→ **WORK INSTRUCTIONS**: Please give the data below again in full, exactly as it stands.

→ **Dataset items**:
## begin

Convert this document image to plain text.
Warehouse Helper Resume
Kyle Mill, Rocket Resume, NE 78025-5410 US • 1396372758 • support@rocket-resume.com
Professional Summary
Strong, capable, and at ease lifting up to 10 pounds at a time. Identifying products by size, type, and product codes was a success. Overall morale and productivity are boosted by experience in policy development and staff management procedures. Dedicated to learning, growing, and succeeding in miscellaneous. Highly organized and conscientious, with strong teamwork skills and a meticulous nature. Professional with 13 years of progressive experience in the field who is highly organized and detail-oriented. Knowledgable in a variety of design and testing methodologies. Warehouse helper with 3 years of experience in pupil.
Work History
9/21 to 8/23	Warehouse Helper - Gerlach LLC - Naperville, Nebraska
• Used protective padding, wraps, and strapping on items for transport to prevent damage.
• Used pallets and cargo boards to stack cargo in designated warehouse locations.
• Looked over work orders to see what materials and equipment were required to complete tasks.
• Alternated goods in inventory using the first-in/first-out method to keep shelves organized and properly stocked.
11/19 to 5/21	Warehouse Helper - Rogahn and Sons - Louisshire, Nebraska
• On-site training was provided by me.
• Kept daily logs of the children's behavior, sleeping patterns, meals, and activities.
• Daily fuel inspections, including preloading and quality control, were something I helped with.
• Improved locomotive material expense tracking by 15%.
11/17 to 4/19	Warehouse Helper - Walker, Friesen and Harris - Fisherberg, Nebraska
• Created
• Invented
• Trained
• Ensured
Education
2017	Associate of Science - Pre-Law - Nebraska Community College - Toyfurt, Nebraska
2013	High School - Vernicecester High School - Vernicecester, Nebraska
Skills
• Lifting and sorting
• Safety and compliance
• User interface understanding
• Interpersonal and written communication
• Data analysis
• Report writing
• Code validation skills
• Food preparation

## end

→ **RESULT OF THIS TASK**:
Convert this document image to plain text.
Warehouse Helper Resume
Kyle Mill, Rocket Resume, NE 78025-5410 US • 1396372758 • support@rocket-resume.com
Professional Summary
Strong, capable, and at ease lifting up to 10 pounds at a time. Identifying products by size, type, and product codes was a success. Overall morale and productivity are boosted by experience in policy development and staff management procedures. Dedicated to learning, growing, and succeeding in miscellaneous. Highly organized and conscientious, with strong teamwork skills and a meticulous nature. Professional with 13 years of progressive experience in the field who is highly organized and detail-oriented. Knowledgable in a variety of design and testing methodologies. Warehouse helper with 3 years of experience in pupil.
Work History
9/21 to 8/23	Warehouse Helper - Gerlach LLC - Naperville, Nebraska
• Used protective padding, wraps, and strapping on items for transport to prevent damage.
• Used pallets and cargo boards to stack cargo in designated warehouse locations.
• Looked over work orders to see what materials and equipment were required to complete tasks.
• Alternated goods in inventory using the first-in/first-out method to keep shelves organized and properly stocked.
11/19 to 5/21	Warehouse Helper - Rogahn and Sons - Louisshire, Nebraska
• On-site training was provided by me.
• Kept daily logs of the children's behavior, sleeping patterns, meals, and activities.
• Daily fuel inspections, including preloading and quality control, were something I helped with.
• Improved locomotive material expense tracking by 15%.
11/17 to 4/19	Warehouse Helper - Walker, Friesen and Harris - Fisherberg, Nebraska
• Created
• Invented
• Trained
• Ensured
Education
2017	Associate of Science - Pre-Law - Nebraska Community College - Toyfurt, Nebraska
2013	High School - Vernicecester High School - Vernicecester, Nebraska
Skills
• Lifting and sorting
• Safety and compliance
• User interface understanding
• Interpersonal and written communication
• Data analysis
• Report writing
• Code validation skills
• Food preparation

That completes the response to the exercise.